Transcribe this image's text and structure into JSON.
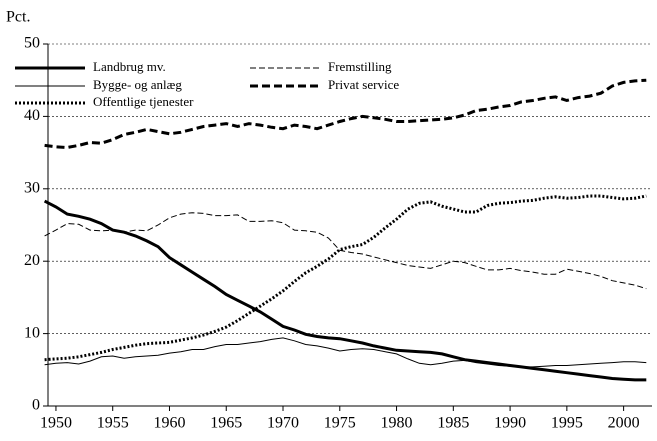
{
  "chart_data": {
    "type": "line",
    "y_label": "Pct.",
    "x": [
      1949,
      1950,
      1951,
      1952,
      1953,
      1954,
      1955,
      1956,
      1957,
      1958,
      1959,
      1960,
      1961,
      1962,
      1963,
      1964,
      1965,
      1966,
      1967,
      1968,
      1969,
      1970,
      1971,
      1972,
      1973,
      1974,
      1975,
      1976,
      1977,
      1978,
      1979,
      1980,
      1981,
      1982,
      1983,
      1984,
      1985,
      1986,
      1987,
      1988,
      1989,
      1990,
      1991,
      1992,
      1993,
      1994,
      1995,
      1996,
      1997,
      1998,
      1999,
      2000,
      2001,
      2002
    ],
    "series": [
      {
        "name": "Landbrug mv.",
        "color": "#000000",
        "style": "solid-thick",
        "values": [
          28.3,
          27.5,
          26.5,
          26.2,
          25.8,
          25.2,
          24.3,
          24.0,
          23.5,
          22.8,
          22.0,
          20.5,
          19.5,
          18.5,
          17.5,
          16.5,
          15.4,
          14.6,
          13.8,
          13.0,
          12.0,
          11.0,
          10.5,
          9.9,
          9.6,
          9.4,
          9.3,
          9.0,
          8.7,
          8.3,
          8.0,
          7.7,
          7.6,
          7.5,
          7.4,
          7.2,
          6.8,
          6.4,
          6.2,
          6.0,
          5.8,
          5.6,
          5.4,
          5.2,
          5.0,
          4.8,
          4.6,
          4.4,
          4.2,
          4.0,
          3.8,
          3.7,
          3.6,
          3.6
        ]
      },
      {
        "name": "Fremstilling",
        "color": "#000000",
        "style": "dashed-thin",
        "values": [
          23.5,
          24.3,
          25.2,
          25.1,
          24.3,
          24.2,
          24.3,
          24.0,
          24.3,
          24.2,
          25.0,
          26.0,
          26.5,
          26.7,
          26.6,
          26.3,
          26.3,
          26.4,
          25.5,
          25.5,
          25.6,
          25.3,
          24.3,
          24.2,
          24.0,
          23.2,
          21.5,
          21.2,
          21.0,
          20.6,
          20.2,
          19.8,
          19.4,
          19.2,
          19.0,
          19.5,
          20.0,
          19.8,
          19.3,
          18.8,
          18.8,
          19.0,
          18.7,
          18.5,
          18.2,
          18.2,
          18.9,
          18.6,
          18.3,
          17.9,
          17.3,
          17.0,
          16.7,
          16.2
        ]
      },
      {
        "name": "Bygge- og anlæg",
        "color": "#000000",
        "style": "solid-thin",
        "values": [
          5.7,
          5.9,
          6.0,
          5.8,
          6.2,
          6.8,
          6.9,
          6.6,
          6.8,
          6.9,
          7.0,
          7.3,
          7.5,
          7.8,
          7.8,
          8.2,
          8.5,
          8.5,
          8.7,
          8.9,
          9.2,
          9.4,
          9.0,
          8.5,
          8.3,
          8.0,
          7.6,
          7.8,
          7.9,
          7.8,
          7.5,
          7.2,
          6.5,
          5.9,
          5.7,
          5.9,
          6.2,
          6.3,
          6.0,
          5.8,
          5.6,
          5.5,
          5.4,
          5.4,
          5.5,
          5.6,
          5.6,
          5.7,
          5.8,
          5.9,
          6.0,
          6.1,
          6.1,
          6.0
        ]
      },
      {
        "name": "Privat service",
        "color": "#000000",
        "style": "dashed-thick",
        "values": [
          36.0,
          35.8,
          35.7,
          36.0,
          36.4,
          36.3,
          36.8,
          37.5,
          37.8,
          38.2,
          37.9,
          37.6,
          37.8,
          38.2,
          38.6,
          38.8,
          39.0,
          38.6,
          39.0,
          38.8,
          38.5,
          38.3,
          38.8,
          38.6,
          38.3,
          38.8,
          39.3,
          39.7,
          40.0,
          39.8,
          39.6,
          39.3,
          39.3,
          39.4,
          39.5,
          39.6,
          39.8,
          40.2,
          40.8,
          41.0,
          41.3,
          41.5,
          42.0,
          42.2,
          42.5,
          42.7,
          42.2,
          42.6,
          42.8,
          43.2,
          44.2,
          44.7,
          44.9,
          45.0
        ]
      },
      {
        "name": "Offentlige tjenester",
        "color": "#000000",
        "style": "dotted-thick",
        "values": [
          6.4,
          6.5,
          6.6,
          6.8,
          7.1,
          7.4,
          7.8,
          8.1,
          8.4,
          8.6,
          8.7,
          8.8,
          9.1,
          9.4,
          9.8,
          10.3,
          10.9,
          11.8,
          12.8,
          13.8,
          14.8,
          15.9,
          17.2,
          18.4,
          19.3,
          20.3,
          21.6,
          22.0,
          22.3,
          23.3,
          24.6,
          25.8,
          27.2,
          28.0,
          28.2,
          27.6,
          27.2,
          26.8,
          26.8,
          27.7,
          28.0,
          28.1,
          28.3,
          28.4,
          28.7,
          28.9,
          28.7,
          28.8,
          29.0,
          29.0,
          28.8,
          28.6,
          28.7,
          29.0
        ]
      }
    ],
    "xlim": [
      1949.3,
      2002.5
    ],
    "xticks": [
      1950,
      1955,
      1960,
      1965,
      1970,
      1975,
      1980,
      1985,
      1990,
      1995,
      2000
    ],
    "ylim": [
      0,
      50
    ],
    "yticks": [
      0,
      10,
      20,
      30,
      40,
      50
    ],
    "grid": true
  }
}
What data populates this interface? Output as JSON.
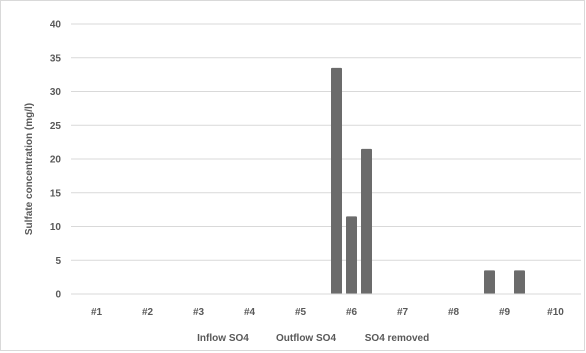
{
  "chart_data": {
    "type": "bar",
    "title": "",
    "xlabel": "",
    "ylabel": "Sulfate concentration (mg/l)",
    "ylim": [
      0,
      40
    ],
    "yticks": [
      0,
      5,
      10,
      15,
      20,
      25,
      30,
      35,
      40
    ],
    "grid": true,
    "legend_position": "bottom",
    "categories": [
      "#1",
      "#2",
      "#3",
      "#4",
      "#5",
      "#6",
      "#7",
      "#8",
      "#9",
      "#10"
    ],
    "series": [
      {
        "name": "Inflow SO4",
        "color": "#6b6b6b",
        "values": [
          0,
          0,
          0,
          0,
          0,
          33.5,
          0,
          0,
          3.5,
          0
        ]
      },
      {
        "name": "Outflow SO4",
        "color": "#6b6b6b",
        "values": [
          0,
          0,
          0,
          0,
          0,
          11.5,
          0,
          0,
          0,
          0
        ]
      },
      {
        "name": "SO4 removed",
        "color": "#6b6b6b",
        "values": [
          0,
          0,
          0,
          0,
          0,
          21.5,
          0,
          0,
          3.5,
          0
        ]
      }
    ]
  }
}
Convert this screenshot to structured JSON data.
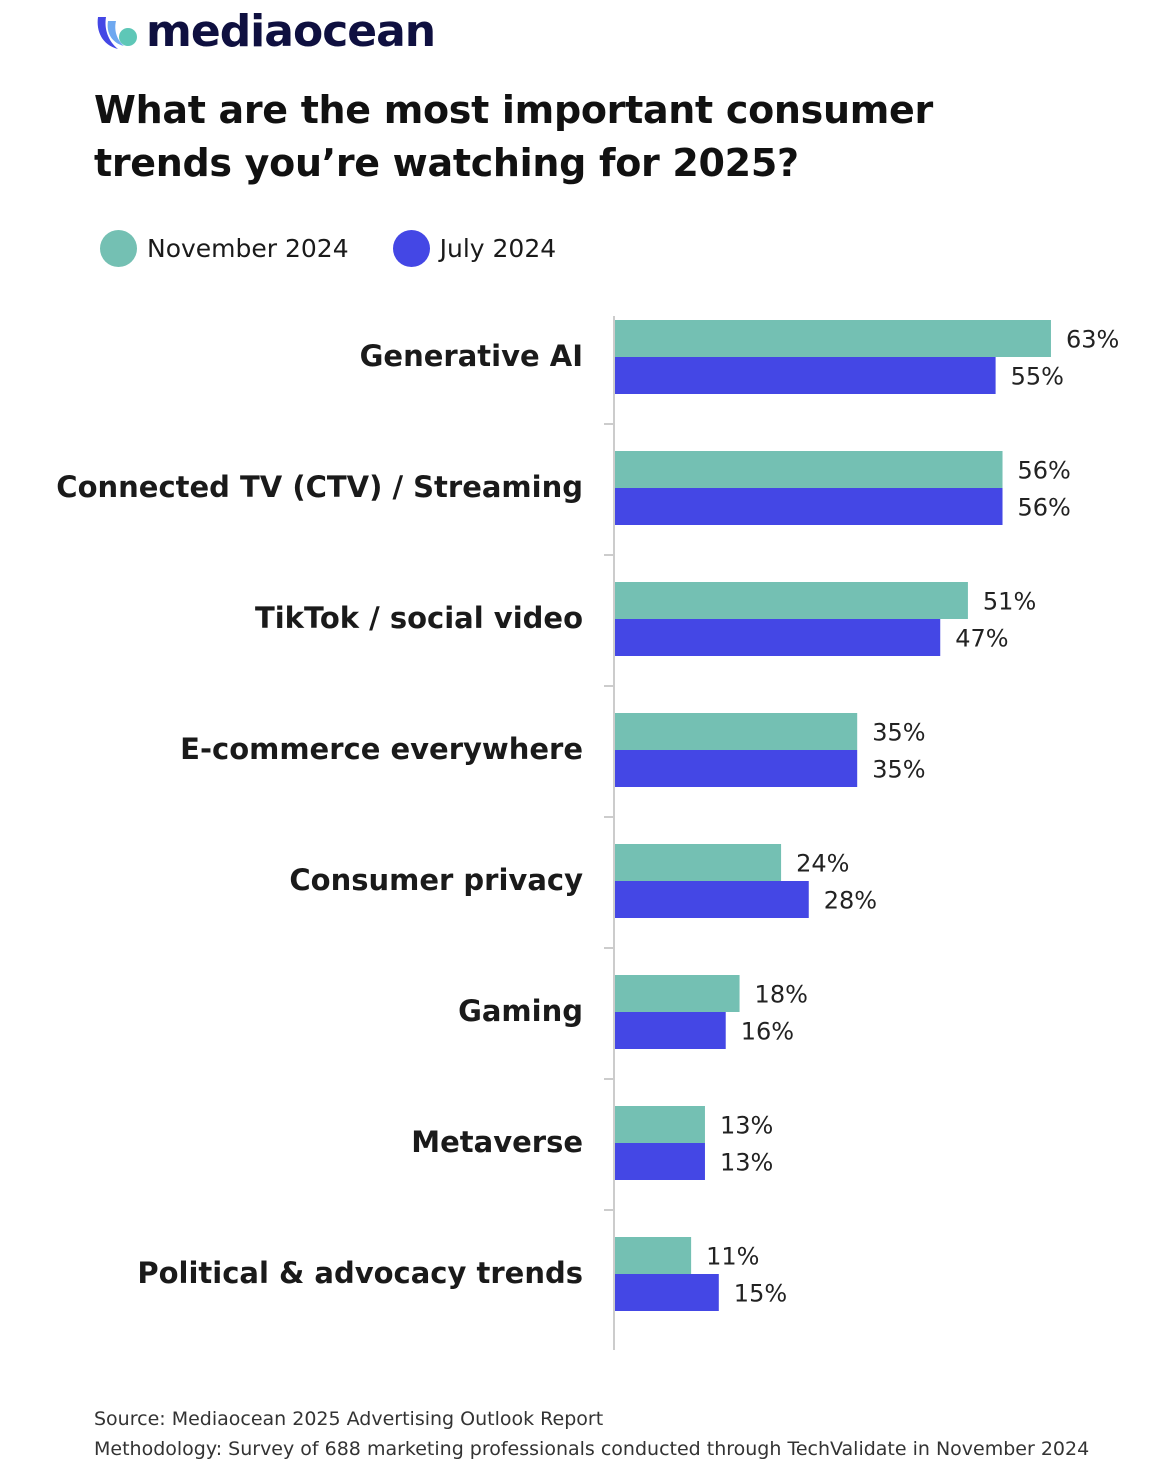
{
  "brand": {
    "name": "mediaocean"
  },
  "colors": {
    "november": "#74c0b3",
    "july": "#4447e5",
    "text": "#1a1a1a",
    "axis": "#cccccc"
  },
  "footer": {
    "source": "Source: Mediaocean 2025 Advertising Outlook Report",
    "methodology": "Methodology: Survey of 688 marketing professionals conducted through TechValidate in November 2024"
  },
  "chart_data": {
    "type": "bar",
    "orientation": "horizontal",
    "title": "What are the most important consumer trends you’re watching for 2025?",
    "xlabel": "",
    "ylabel": "",
    "xlim": [
      0,
      70
    ],
    "grid": false,
    "legend_position": "top-left",
    "categories": [
      "Generative AI",
      "Connected TV (CTV) / Streaming",
      "TikTok / social video",
      "E-commerce everywhere",
      "Consumer privacy",
      "Gaming",
      "Metaverse",
      "Political & advocacy trends"
    ],
    "series": [
      {
        "name": "November 2024",
        "values": [
          63,
          56,
          51,
          35,
          24,
          18,
          13,
          11
        ],
        "labels": [
          "63%",
          "56%",
          "51%",
          "35%",
          "24%",
          "18%",
          "13%",
          "11%"
        ]
      },
      {
        "name": "July 2024",
        "values": [
          55,
          56,
          47,
          35,
          28,
          16,
          13,
          15
        ],
        "labels": [
          "55%",
          "56%",
          "47%",
          "35%",
          "28%",
          "16%",
          "13%",
          "15%"
        ]
      }
    ]
  }
}
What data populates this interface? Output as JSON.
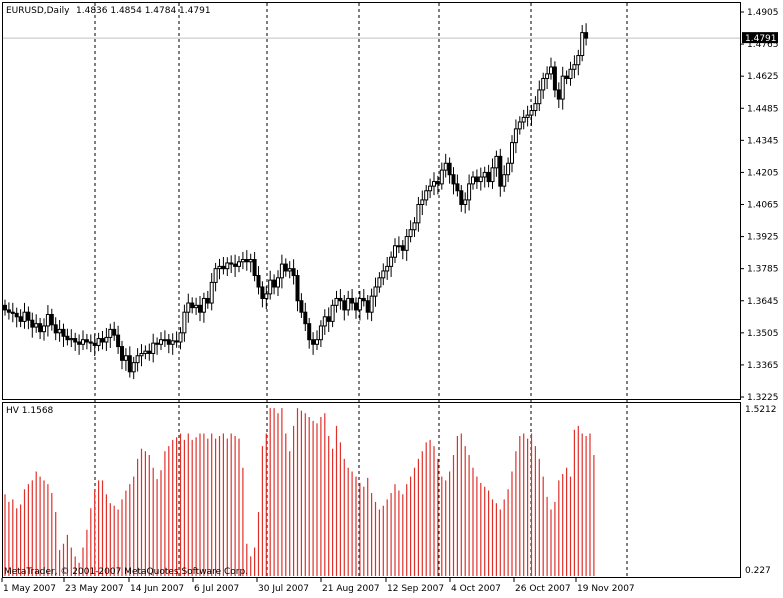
※ ※ ※
- TASK BRIEF -
State how many lines hold the word "dashed". The number is the whole answer.

- OUTPUT BELOW -
2